_Entries shown_.
--------------------------------

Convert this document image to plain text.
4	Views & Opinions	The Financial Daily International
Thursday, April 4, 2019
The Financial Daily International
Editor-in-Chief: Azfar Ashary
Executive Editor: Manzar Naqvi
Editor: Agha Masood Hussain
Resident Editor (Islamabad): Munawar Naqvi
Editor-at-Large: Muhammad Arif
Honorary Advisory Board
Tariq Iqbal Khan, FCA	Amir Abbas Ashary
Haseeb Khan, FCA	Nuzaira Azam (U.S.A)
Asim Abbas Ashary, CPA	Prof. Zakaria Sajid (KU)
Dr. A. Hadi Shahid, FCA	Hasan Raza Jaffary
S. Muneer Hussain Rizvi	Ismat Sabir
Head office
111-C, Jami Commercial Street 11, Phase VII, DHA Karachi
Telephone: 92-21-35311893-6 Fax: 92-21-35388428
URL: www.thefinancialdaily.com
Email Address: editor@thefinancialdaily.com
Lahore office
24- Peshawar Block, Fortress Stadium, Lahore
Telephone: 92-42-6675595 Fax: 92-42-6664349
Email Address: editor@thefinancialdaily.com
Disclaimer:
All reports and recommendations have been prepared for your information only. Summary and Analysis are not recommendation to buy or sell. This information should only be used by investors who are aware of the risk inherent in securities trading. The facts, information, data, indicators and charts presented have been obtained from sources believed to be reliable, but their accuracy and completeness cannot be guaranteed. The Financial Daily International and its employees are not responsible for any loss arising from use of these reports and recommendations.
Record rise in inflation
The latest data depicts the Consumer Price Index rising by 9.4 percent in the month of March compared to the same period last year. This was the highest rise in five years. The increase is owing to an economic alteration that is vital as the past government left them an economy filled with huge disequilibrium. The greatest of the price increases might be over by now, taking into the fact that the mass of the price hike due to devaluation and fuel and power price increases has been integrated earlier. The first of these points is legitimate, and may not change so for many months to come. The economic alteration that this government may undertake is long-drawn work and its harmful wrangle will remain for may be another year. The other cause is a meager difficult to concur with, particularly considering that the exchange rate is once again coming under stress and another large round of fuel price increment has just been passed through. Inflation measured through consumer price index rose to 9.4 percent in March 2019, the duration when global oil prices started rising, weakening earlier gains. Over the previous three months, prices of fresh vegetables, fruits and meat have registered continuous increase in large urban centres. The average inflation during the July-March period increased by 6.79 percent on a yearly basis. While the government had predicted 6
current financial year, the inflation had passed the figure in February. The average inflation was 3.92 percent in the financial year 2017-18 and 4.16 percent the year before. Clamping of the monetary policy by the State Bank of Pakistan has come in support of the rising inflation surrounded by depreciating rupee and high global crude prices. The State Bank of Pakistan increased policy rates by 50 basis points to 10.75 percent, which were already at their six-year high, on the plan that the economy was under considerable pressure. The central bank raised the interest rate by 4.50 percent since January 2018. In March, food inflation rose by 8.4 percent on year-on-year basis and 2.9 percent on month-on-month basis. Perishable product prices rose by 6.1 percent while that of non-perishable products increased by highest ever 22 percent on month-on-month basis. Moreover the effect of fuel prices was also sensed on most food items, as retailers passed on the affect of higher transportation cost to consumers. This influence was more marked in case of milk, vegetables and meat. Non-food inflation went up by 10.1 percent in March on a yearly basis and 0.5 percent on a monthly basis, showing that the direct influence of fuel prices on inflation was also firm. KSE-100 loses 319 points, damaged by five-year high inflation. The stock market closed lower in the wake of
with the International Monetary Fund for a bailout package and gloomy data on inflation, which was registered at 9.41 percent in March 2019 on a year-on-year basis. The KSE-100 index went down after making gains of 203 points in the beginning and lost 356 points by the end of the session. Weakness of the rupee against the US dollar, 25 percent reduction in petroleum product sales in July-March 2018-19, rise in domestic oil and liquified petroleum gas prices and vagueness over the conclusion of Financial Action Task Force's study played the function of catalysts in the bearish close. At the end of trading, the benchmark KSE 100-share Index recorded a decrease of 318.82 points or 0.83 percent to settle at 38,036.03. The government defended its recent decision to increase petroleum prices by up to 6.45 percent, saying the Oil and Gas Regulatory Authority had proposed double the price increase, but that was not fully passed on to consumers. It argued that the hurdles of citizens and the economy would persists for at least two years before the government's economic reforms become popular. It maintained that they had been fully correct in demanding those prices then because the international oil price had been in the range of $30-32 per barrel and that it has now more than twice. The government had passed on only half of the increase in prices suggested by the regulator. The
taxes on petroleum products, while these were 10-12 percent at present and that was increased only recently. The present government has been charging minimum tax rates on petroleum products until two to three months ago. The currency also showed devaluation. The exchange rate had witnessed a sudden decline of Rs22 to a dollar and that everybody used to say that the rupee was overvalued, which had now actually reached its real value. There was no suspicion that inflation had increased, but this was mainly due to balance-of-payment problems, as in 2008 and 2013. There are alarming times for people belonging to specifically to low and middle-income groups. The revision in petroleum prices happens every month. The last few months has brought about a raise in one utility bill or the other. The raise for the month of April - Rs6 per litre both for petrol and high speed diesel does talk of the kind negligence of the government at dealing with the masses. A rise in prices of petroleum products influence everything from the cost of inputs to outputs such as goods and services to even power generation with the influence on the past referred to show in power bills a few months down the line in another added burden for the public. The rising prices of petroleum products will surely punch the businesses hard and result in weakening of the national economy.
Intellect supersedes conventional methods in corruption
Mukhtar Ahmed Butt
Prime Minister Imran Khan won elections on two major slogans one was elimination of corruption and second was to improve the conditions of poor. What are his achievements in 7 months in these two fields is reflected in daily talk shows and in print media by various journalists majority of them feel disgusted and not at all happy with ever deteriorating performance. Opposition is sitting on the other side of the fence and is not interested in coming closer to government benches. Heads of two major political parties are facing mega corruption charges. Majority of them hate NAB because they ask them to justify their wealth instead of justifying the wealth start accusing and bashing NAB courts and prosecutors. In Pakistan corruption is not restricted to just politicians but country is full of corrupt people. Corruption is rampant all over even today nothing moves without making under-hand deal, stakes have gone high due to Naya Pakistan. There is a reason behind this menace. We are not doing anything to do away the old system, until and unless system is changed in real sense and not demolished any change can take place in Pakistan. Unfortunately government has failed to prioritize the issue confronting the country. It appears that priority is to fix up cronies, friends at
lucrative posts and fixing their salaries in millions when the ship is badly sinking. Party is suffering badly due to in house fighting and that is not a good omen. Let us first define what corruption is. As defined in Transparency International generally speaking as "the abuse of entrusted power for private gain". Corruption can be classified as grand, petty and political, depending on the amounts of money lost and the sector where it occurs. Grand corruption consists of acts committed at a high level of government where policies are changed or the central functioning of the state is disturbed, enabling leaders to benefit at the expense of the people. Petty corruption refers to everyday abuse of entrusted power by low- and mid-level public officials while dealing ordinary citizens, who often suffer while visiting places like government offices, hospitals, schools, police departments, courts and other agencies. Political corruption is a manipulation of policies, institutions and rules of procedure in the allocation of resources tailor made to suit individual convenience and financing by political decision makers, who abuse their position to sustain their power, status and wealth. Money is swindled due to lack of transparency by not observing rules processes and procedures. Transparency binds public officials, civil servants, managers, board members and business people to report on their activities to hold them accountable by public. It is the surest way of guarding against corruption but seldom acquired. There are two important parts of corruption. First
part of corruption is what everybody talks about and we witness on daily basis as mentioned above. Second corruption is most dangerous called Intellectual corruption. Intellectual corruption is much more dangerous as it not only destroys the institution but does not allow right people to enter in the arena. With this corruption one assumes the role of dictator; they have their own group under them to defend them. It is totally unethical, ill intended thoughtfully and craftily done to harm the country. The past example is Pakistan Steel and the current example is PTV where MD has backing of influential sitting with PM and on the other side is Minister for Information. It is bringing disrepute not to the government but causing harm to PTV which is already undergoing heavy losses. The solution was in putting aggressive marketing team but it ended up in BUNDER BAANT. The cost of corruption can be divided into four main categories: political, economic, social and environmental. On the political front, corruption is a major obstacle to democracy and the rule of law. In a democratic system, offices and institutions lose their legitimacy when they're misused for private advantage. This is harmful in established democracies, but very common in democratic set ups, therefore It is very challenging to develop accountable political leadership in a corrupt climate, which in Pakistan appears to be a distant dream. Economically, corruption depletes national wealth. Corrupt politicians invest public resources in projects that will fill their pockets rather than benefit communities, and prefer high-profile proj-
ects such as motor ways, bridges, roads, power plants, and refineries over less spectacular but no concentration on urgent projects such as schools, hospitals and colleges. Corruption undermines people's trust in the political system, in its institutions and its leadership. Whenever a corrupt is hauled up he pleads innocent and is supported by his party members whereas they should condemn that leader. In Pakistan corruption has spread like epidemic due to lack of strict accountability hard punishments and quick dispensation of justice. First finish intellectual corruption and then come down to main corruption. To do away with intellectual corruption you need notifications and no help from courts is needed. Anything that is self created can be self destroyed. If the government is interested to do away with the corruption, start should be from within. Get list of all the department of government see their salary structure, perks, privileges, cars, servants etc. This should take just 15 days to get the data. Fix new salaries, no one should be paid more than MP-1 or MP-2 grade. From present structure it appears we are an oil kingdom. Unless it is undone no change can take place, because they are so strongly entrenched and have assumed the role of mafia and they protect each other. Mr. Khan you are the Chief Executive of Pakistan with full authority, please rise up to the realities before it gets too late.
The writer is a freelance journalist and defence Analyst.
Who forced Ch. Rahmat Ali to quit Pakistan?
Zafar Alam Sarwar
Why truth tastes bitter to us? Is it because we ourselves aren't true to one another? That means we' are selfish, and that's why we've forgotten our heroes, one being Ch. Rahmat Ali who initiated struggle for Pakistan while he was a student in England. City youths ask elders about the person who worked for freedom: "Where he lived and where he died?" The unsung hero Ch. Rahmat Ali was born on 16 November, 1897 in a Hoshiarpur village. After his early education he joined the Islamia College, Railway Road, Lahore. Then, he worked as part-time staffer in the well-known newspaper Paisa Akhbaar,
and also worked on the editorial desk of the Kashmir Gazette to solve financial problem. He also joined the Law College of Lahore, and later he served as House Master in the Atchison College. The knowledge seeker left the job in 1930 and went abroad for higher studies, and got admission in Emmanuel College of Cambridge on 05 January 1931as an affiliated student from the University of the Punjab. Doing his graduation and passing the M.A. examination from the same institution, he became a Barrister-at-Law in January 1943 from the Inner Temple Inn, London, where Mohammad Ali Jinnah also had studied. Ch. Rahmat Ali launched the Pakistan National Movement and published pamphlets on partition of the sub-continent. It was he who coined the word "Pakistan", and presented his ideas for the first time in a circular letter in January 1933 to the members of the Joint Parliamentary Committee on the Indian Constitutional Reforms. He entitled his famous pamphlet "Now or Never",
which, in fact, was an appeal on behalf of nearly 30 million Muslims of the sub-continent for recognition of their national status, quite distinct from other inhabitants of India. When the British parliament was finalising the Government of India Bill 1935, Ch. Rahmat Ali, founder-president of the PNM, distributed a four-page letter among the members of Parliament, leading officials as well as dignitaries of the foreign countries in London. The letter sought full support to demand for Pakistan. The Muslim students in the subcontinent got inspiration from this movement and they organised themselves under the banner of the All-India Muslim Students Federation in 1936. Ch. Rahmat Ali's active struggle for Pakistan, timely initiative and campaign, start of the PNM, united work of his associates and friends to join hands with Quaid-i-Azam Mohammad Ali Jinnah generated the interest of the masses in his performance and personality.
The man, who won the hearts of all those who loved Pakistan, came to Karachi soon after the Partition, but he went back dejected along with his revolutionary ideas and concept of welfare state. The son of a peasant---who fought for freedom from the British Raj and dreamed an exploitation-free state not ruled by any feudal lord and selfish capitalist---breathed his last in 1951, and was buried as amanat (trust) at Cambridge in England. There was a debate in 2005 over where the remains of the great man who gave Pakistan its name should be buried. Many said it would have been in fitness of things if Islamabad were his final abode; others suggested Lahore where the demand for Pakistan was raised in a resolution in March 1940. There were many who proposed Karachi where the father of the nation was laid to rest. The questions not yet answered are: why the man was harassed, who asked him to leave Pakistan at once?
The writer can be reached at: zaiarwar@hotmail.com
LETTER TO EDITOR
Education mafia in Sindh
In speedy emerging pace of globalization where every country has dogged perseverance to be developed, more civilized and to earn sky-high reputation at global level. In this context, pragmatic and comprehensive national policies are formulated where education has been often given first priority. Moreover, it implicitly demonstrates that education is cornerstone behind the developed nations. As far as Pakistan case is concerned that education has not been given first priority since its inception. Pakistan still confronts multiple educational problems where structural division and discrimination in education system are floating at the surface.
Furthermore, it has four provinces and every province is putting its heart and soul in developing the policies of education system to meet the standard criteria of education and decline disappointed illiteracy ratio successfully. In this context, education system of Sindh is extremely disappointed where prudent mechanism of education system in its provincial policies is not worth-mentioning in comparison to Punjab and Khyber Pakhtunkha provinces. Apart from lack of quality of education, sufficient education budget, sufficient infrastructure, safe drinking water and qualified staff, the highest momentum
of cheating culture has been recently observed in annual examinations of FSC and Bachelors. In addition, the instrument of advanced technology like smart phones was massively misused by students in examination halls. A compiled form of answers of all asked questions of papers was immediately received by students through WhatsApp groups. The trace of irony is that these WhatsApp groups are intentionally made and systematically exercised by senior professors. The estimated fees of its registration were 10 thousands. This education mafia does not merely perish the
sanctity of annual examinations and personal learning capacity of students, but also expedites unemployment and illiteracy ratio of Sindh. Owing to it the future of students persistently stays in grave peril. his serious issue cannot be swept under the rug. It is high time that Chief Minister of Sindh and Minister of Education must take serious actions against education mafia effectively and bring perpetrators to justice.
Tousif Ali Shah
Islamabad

--------------------------------

_Goal of the exercise_.
Each line in the data that holds the string "Abbas" should be found and copied.

_Answer to this task_.
Tariq Iqbal Khan, FCA	Amir Abbas Ashary
Asim Abbas Ashary, CPA	Prof. Zakaria Sajid (KU)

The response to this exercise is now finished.